- [What you are asked to do]: Print the whole listing exactly.
━━ Records provided ━━
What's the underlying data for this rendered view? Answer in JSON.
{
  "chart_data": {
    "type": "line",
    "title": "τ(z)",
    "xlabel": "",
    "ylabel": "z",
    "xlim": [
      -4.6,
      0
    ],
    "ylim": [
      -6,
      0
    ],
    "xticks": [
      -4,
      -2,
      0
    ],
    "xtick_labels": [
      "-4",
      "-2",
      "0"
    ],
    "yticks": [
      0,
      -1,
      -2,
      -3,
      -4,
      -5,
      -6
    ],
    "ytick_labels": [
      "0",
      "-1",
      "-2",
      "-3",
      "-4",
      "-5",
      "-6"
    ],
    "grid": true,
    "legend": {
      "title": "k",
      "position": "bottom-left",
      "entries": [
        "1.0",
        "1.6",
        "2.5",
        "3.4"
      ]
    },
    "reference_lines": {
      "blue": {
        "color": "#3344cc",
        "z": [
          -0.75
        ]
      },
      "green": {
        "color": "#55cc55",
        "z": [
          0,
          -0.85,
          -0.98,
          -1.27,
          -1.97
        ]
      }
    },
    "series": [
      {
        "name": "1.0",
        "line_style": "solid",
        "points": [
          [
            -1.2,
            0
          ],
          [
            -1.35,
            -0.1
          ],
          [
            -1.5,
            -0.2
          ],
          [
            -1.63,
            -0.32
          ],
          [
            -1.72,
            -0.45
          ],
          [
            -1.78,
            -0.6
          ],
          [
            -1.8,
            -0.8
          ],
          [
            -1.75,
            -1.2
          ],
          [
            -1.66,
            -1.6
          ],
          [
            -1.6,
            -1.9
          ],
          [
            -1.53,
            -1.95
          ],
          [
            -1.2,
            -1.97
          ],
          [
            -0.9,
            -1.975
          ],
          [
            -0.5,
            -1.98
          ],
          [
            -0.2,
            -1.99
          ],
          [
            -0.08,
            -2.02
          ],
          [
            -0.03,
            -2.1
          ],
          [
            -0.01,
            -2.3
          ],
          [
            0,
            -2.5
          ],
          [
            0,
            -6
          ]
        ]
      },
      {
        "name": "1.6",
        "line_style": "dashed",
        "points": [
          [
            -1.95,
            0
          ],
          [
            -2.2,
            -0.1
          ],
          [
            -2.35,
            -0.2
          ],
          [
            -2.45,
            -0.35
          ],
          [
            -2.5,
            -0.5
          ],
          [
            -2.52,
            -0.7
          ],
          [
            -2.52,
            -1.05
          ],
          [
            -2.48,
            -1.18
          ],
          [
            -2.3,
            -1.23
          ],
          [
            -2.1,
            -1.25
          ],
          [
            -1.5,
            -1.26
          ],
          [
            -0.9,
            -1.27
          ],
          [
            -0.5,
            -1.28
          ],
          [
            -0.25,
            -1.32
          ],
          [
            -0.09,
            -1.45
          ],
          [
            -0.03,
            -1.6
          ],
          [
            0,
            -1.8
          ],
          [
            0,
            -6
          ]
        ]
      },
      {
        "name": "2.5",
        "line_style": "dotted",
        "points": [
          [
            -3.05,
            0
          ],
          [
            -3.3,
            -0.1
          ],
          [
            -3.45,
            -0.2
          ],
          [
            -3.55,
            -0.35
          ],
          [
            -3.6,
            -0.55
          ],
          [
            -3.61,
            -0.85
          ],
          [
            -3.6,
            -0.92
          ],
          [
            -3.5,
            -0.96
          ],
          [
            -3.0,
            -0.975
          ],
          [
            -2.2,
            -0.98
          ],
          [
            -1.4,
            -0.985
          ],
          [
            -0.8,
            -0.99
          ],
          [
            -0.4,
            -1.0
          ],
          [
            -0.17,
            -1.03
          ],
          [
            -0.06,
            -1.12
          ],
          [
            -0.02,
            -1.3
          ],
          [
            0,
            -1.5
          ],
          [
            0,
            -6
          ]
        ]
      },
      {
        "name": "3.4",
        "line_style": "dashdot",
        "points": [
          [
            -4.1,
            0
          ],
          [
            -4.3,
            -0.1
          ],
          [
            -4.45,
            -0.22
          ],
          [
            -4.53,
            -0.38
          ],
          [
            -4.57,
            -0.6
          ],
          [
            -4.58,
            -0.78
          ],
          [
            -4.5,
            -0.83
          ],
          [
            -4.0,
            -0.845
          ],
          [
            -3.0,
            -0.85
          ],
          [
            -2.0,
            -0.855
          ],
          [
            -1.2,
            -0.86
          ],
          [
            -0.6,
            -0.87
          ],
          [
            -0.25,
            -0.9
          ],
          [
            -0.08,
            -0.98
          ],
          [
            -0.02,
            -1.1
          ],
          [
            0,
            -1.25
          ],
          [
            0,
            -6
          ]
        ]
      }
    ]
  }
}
━━━
- [Task output]:
What's the underlying data for this rendered view? Answer in JSON.
{
  "chart_data": {
    "type": "line",
    "title": "τ(z)",
    "xlabel": "",
    "ylabel": "z",
    "xlim": [
      -4.6,
      0
    ],
    "ylim": [
      -6,
      0
    ],
    "xticks": [
      -4,
      -2,
      0
    ],
    "xtick_labels": [
      "-4",
      "-2",
      "0"
    ],
    "yticks": [
      0,
      -1,
      -2,
      -3,
      -4,
      -5,
      -6
    ],
    "ytick_labels": [
      "0",
      "-1",
      "-2",
      "-3",
      "-4",
      "-5",
      "-6"
    ],
    "grid": true,
    "legend": {
      "title": "k",
      "position": "bottom-left",
      "entries": [
        "1.0",
        "1.6",
        "2.5",
        "3.4"
      ]
    },
    "reference_lines": {
      "blue": {
        "color": "#3344cc",
        "z": [
          -0.75
        ]
      },
      "green": {
        "color": "#55cc55",
        "z": [
          0,
          -0.85,
          -0.98,
          -1.27,
          -1.97
        ]
      }
    },
    "series": [
      {
        "name": "1.0",
        "line_style": "solid",
        "points": [
          [
            -1.2,
            0
          ],
          [
            -1.35,
            -0.1
          ],
          [
            -1.5,
            -0.2
          ],
          [
            -1.63,
            -0.32
          ],
          [
            -1.72,
            -0.45
          ],
          [
            -1.78,
            -0.6
          ],
          [
            -1.8,
            -0.8
          ],
          [
            -1.75,
            -1.2
          ],
          [
            -1.66,
            -1.6
          ],
          [
            -1.6,
            -1.9
          ],
          [
            -1.53,
            -1.95
          ],
          [
            -1.2,
            -1.97
          ],
          [
            -0.9,
            -1.975
          ],
          [
            -0.5,
            -1.98
          ],
          [
            -0.2,
            -1.99
          ],
          [
            -0.08,
            -2.02
          ],
          [
            -0.03,
            -2.1
          ],
          [
            -0.01,
            -2.3
          ],
          [
            0,
            -2.5
          ],
          [
            0,
            -6
          ]
        ]
      },
      {
        "name": "1.6",
        "line_style": "dashed",
        "points": [
          [
            -1.95,
            0
          ],
          [
            -2.2,
            -0.1
          ],
          [
            -2.35,
            -0.2
          ],
          [
            -2.45,
            -0.35
          ],
          [
            -2.5,
            -0.5
          ],
          [
            -2.52,
            -0.7
          ],
          [
            -2.52,
            -1.05
          ],
          [
            -2.48,
            -1.18
          ],
          [
            -2.3,
            -1.23
          ],
          [
            -2.1,
            -1.25
          ],
          [
            -1.5,
            -1.26
          ],
          [
            -0.9,
            -1.27
          ],
          [
            -0.5,
            -1.28
          ],
          [
            -0.25,
            -1.32
          ],
          [
            -0.09,
            -1.45
          ],
          [
            -0.03,
            -1.6
          ],
          [
            0,
            -1.8
          ],
          [
            0,
            -6
          ]
        ]
      },
      {
        "name": "2.5",
        "line_style": "dotted",
        "points": [
          [
            -3.05,
            0
          ],
          [
            -3.3,
            -0.1
          ],
          [
            -3.45,
            -0.2
          ],
          [
            -3.55,
            -0.35
          ],
          [
            -3.6,
            -0.55
          ],
          [
            -3.61,
            -0.85
          ],
          [
            -3.6,
            -0.92
          ],
          [
            -3.5,
            -0.96
          ],
          [
            -3.0,
            -0.975
          ],
          [
            -2.2,
            -0.98
          ],
          [
            -1.4,
            -0.985
          ],
          [
            -0.8,
            -0.99
          ],
          [
            -0.4,
            -1.0
          ],
          [
            -0.17,
            -1.03
          ],
          [
            -0.06,
            -1.12
          ],
          [
            -0.02,
            -1.3
          ],
          [
            0,
            -1.5
          ],
          [
            0,
            -6
          ]
        ]
      },
      {
        "name": "3.4",
        "line_style": "dashdot",
        "points": [
          [
            -4.1,
            0
          ],
          [
            -4.3,
            -0.1
          ],
          [
            -4.45,
            -0.22
          ],
          [
            -4.53,
            -0.38
          ],
          [
            -4.57,
            -0.6
          ],
          [
            -4.58,
            -0.78
          ],
          [
            -4.5,
            -0.83
          ],
          [
            -4.0,
            -0.845
          ],
          [
            -3.0,
            -0.85
          ],
          [
            -2.0,
            -0.855
          ],
          [
            -1.2,
            -0.86
          ],
          [
            -0.6,
            -0.87
          ],
          [
            -0.25,
            -0.9
          ],
          [
            -0.08,
            -0.98
          ],
          [
            -0.02,
            -1.1
          ],
          [
            0,
            -1.25
          ],
          [
            0,
            -6
          ]
        ]
      }
    ]
  }
}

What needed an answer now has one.